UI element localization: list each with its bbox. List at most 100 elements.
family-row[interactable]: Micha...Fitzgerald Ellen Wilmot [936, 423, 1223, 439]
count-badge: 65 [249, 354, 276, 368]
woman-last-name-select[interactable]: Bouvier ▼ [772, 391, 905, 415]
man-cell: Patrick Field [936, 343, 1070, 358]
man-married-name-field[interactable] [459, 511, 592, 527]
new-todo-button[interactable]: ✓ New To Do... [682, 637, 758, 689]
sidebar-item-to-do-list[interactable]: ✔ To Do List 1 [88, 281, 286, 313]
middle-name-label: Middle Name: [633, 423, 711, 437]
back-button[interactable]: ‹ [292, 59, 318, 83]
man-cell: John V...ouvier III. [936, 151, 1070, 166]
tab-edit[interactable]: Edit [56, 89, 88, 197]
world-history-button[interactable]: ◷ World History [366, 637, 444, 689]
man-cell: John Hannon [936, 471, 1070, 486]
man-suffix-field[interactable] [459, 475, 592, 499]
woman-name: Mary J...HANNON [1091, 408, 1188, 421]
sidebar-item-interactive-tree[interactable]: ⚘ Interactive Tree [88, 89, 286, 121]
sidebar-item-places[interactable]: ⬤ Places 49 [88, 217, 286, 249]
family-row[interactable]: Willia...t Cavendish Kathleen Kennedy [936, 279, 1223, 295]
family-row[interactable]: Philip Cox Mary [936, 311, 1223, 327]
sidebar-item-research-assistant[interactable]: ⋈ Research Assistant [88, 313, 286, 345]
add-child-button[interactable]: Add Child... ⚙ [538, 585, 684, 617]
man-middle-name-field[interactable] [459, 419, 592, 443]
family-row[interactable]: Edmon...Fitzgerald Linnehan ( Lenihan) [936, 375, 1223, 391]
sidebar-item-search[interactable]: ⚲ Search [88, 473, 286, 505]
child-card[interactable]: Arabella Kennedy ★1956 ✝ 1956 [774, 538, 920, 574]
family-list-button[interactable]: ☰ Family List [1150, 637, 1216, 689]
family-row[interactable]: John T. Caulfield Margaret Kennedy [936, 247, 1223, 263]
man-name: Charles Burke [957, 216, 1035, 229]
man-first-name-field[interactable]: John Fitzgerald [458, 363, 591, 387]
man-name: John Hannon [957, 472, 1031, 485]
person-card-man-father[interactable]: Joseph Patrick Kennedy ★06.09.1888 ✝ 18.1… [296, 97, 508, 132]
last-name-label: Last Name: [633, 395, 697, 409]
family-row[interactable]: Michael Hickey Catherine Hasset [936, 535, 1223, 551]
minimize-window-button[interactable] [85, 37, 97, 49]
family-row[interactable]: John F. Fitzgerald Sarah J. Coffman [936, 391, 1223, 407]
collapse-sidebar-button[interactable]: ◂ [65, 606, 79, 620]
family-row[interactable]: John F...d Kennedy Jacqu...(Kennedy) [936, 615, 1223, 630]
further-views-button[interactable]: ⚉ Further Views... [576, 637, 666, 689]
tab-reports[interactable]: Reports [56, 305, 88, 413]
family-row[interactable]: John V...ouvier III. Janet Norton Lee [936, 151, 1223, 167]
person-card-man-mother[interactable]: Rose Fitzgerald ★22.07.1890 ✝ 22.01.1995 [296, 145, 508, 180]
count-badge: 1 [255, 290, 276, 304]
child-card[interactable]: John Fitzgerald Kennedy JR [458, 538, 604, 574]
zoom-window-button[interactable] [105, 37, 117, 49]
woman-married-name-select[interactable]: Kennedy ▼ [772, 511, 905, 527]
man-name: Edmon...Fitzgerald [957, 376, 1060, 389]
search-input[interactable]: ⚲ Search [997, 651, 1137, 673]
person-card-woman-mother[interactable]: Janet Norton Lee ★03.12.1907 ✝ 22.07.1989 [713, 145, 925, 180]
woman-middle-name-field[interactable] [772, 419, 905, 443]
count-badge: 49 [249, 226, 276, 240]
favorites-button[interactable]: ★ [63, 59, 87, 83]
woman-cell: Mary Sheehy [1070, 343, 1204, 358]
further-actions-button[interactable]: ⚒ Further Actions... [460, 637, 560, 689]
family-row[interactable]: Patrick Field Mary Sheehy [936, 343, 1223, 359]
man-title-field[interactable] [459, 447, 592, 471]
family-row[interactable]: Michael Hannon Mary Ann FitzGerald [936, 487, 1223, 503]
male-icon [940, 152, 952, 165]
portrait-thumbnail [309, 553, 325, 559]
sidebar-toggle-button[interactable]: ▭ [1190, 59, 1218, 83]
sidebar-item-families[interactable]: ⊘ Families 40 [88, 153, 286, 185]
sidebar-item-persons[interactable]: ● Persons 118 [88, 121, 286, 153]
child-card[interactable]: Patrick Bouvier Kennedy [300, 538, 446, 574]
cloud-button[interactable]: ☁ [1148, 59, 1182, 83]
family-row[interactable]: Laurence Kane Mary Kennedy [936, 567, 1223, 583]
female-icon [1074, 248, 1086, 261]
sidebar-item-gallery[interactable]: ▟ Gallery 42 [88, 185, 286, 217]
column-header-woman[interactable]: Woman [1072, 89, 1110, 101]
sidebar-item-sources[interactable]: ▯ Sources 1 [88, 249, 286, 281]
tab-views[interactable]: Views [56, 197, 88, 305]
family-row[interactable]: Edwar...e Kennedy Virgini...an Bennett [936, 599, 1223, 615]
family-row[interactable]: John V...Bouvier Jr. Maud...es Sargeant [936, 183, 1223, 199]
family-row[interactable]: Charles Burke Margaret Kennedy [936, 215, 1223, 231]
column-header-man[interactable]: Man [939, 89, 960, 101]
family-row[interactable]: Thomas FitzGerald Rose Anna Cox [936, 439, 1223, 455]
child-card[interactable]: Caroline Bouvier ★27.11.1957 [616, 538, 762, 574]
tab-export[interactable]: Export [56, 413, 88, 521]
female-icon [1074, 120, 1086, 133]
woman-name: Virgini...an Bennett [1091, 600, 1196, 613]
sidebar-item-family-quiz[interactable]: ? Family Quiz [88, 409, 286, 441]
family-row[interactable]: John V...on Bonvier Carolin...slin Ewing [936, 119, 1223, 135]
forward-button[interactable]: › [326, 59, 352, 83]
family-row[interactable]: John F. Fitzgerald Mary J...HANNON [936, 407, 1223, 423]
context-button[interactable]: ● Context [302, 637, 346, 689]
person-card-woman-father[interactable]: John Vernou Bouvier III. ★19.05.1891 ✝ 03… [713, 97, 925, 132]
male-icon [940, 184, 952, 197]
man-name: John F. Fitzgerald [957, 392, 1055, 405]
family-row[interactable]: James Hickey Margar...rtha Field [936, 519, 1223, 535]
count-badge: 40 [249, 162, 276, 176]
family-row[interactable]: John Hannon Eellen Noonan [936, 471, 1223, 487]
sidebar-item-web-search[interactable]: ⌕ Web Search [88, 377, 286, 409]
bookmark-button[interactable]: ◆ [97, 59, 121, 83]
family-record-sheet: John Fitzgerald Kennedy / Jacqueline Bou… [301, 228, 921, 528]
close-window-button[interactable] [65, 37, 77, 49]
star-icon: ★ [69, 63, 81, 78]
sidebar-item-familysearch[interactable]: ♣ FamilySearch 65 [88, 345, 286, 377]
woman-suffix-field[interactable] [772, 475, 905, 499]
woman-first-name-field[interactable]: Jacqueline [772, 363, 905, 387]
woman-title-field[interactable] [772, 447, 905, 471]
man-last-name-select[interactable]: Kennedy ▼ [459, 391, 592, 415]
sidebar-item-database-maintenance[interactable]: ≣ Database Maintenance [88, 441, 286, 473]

■ Problem to solve ■
Could you quote the entire listing above back verbatim, every line included?

■ Response to this task ■
UI element localization: list each with its bbox. List at most 100 elements.
family-row[interactable]: Micha...Fitzgerald Ellen Wilmot [936, 423, 1223, 439]
count-badge: 65 [249, 354, 276, 368]
woman-last-name-select[interactable]: Bouvier ▼ [772, 391, 905, 415]
man-cell: Patrick Field [936, 343, 1070, 358]
man-married-name-field[interactable] [459, 511, 592, 527]
new-todo-button[interactable]: ✓ New To Do... [682, 637, 758, 689]
sidebar-item-to-do-list[interactable]: ✔ To Do List 1 [88, 281, 286, 313]
middle-name-label: Middle Name: [633, 423, 711, 437]
back-button[interactable]: ‹ [292, 59, 318, 83]
man-cell: John V...ouvier III. [936, 151, 1070, 166]
tab-edit[interactable]: Edit [56, 89, 88, 197]
world-history-button[interactable]: ◷ World History [366, 637, 444, 689]
man-cell: John Hannon [936, 471, 1070, 486]
man-suffix-field[interactable] [459, 475, 592, 499]
woman-name: Mary J...HANNON [1091, 408, 1188, 421]
sidebar-item-interactive-tree[interactable]: ⚘ Interactive Tree [88, 89, 286, 121]
sidebar-item-places[interactable]: ⬤ Places 49 [88, 217, 286, 249]
family-row[interactable]: Willia...t Cavendish Kathleen Kennedy [936, 279, 1223, 295]
family-row[interactable]: Philip Cox Mary [936, 311, 1223, 327]
sidebar-item-research-assistant[interactable]: ⋈ Research Assistant [88, 313, 286, 345]
add-child-button[interactable]: Add Child... ⚙ [538, 585, 684, 617]
man-middle-name-field[interactable] [459, 419, 592, 443]
family-row[interactable]: Edmon...Fitzgerald Linnehan ( Lenihan) [936, 375, 1223, 391]
sidebar-item-search[interactable]: ⚲ Search [88, 473, 286, 505]
child-card[interactable]: Arabella Kennedy ★1956 ✝ 1956 [774, 538, 920, 574]
family-list-button[interactable]: ☰ Family List [1150, 637, 1216, 689]
family-row[interactable]: John T. Caulfield Margaret Kennedy [936, 247, 1223, 263]
man-name: Charles Burke [957, 216, 1035, 229]
man-first-name-field[interactable]: John Fitzgerald [458, 363, 591, 387]
man-name: John Hannon [957, 472, 1031, 485]
person-card-man-father[interactable]: Joseph Patrick Kennedy ★06.09.1888 ✝ 18.1… [296, 97, 508, 132]
last-name-label: Last Name: [633, 395, 697, 409]
family-row[interactable]: Michael Hickey Catherine Hasset [936, 535, 1223, 551]
minimize-window-button[interactable] [85, 37, 97, 49]
family-row[interactable]: John F. Fitzgerald Sarah J. Coffman [936, 391, 1223, 407]
collapse-sidebar-button[interactable]: ◂ [65, 606, 79, 620]
family-row[interactable]: John F...d Kennedy Jacqu...(Kennedy) [936, 615, 1223, 630]
further-views-button[interactable]: ⚉ Further Views... [576, 637, 666, 689]
tab-reports[interactable]: Reports [56, 305, 88, 413]
family-row[interactable]: John V...ouvier III. Janet Norton Lee [936, 151, 1223, 167]
person-card-man-mother[interactable]: Rose Fitzgerald ★22.07.1890 ✝ 22.01.1995 [296, 145, 508, 180]
count-badge: 1 [255, 290, 276, 304]
child-card[interactable]: John Fitzgerald Kennedy JR [458, 538, 604, 574]
zoom-window-button[interactable] [105, 37, 117, 49]
woman-married-name-select[interactable]: Kennedy ▼ [772, 511, 905, 527]
man-name: Edmon...Fitzgerald [957, 376, 1060, 389]
search-input[interactable]: ⚲ Search [997, 651, 1137, 673]
person-card-woman-mother[interactable]: Janet Norton Lee ★03.12.1907 ✝ 22.07.1989 [713, 145, 925, 180]
woman-middle-name-field[interactable] [772, 419, 905, 443]
count-badge: 49 [249, 226, 276, 240]
favorites-button[interactable]: ★ [63, 59, 87, 83]
woman-cell: Mary Sheehy [1070, 343, 1204, 358]
further-actions-button[interactable]: ⚒ Further Actions... [460, 637, 560, 689]
family-row[interactable]: Patrick Field Mary Sheehy [936, 343, 1223, 359]
man-title-field[interactable] [459, 447, 592, 471]
family-row[interactable]: Michael Hannon Mary Ann FitzGerald [936, 487, 1223, 503]
male-icon [940, 152, 952, 165]
portrait-thumbnail [309, 553, 325, 559]
sidebar-toggle-button[interactable]: ▭ [1190, 59, 1218, 83]
sidebar-item-families[interactable]: ⊘ Families 40 [88, 153, 286, 185]
sidebar-item-persons[interactable]: ● Persons 118 [88, 121, 286, 153]
child-card[interactable]: Patrick Bouvier Kennedy [300, 538, 446, 574]
cloud-button[interactable]: ☁ [1148, 59, 1182, 83]
family-row[interactable]: Laurence Kane Mary Kennedy [936, 567, 1223, 583]
female-icon [1074, 248, 1086, 261]
sidebar-item-gallery[interactable]: ▟ Gallery 42 [88, 185, 286, 217]
column-header-woman[interactable]: Woman [1072, 89, 1110, 101]
sidebar-item-sources[interactable]: ▯ Sources 1 [88, 249, 286, 281]
tab-views[interactable]: Views [56, 197, 88, 305]
family-row[interactable]: Edwar...e Kennedy Virgini...an Bennett [936, 599, 1223, 615]
family-row[interactable]: John V...Bouvier Jr. Maud...es Sargeant [936, 183, 1223, 199]
family-row[interactable]: Charles Burke Margaret Kennedy [936, 215, 1223, 231]
column-header-man[interactable]: Man [939, 89, 960, 101]
family-row[interactable]: Thomas FitzGerald Rose Anna Cox [936, 439, 1223, 455]
child-card[interactable]: Caroline Bouvier ★27.11.1957 [616, 538, 762, 574]
tab-export[interactable]: Export [56, 413, 88, 521]
female-icon [1074, 120, 1086, 133]
woman-name: Virgini...an Bennett [1091, 600, 1196, 613]
sidebar-item-family-quiz[interactable]: ? Family Quiz [88, 409, 286, 441]
family-row[interactable]: John V...on Bonvier Carolin...slin Ewing [936, 119, 1223, 135]
forward-button[interactable]: › [326, 59, 352, 83]
family-row[interactable]: John F. Fitzgerald Mary J...HANNON [936, 407, 1223, 423]
context-button[interactable]: ● Context [302, 637, 346, 689]
person-card-woman-father[interactable]: John Vernou Bouvier III. ★19.05.1891 ✝ 03… [713, 97, 925, 132]
male-icon [940, 184, 952, 197]
man-name: John F. Fitzgerald [957, 392, 1055, 405]
family-row[interactable]: James Hickey Margar...rtha Field [936, 519, 1223, 535]
count-badge: 40 [249, 162, 276, 176]
family-row[interactable]: John Hannon Eellen Noonan [936, 471, 1223, 487]
sidebar-item-web-search[interactable]: ⌕ Web Search [88, 377, 286, 409]
bookmark-button[interactable]: ◆ [97, 59, 121, 83]
family-record-sheet: John Fitzgerald Kennedy / Jacqueline Bou… [301, 228, 921, 528]
close-window-button[interactable] [65, 37, 77, 49]
star-icon: ★ [69, 63, 81, 78]
sidebar-item-familysearch[interactable]: ♣ FamilySearch 65 [88, 345, 286, 377]
woman-suffix-field[interactable] [772, 475, 905, 499]
woman-first-name-field[interactable]: Jacqueline [772, 363, 905, 387]
woman-title-field[interactable] [772, 447, 905, 471]
man-last-name-select[interactable]: Kennedy ▼ [459, 391, 592, 415]
sidebar-item-database-maintenance[interactable]: ≣ Database Maintenance [88, 441, 286, 473]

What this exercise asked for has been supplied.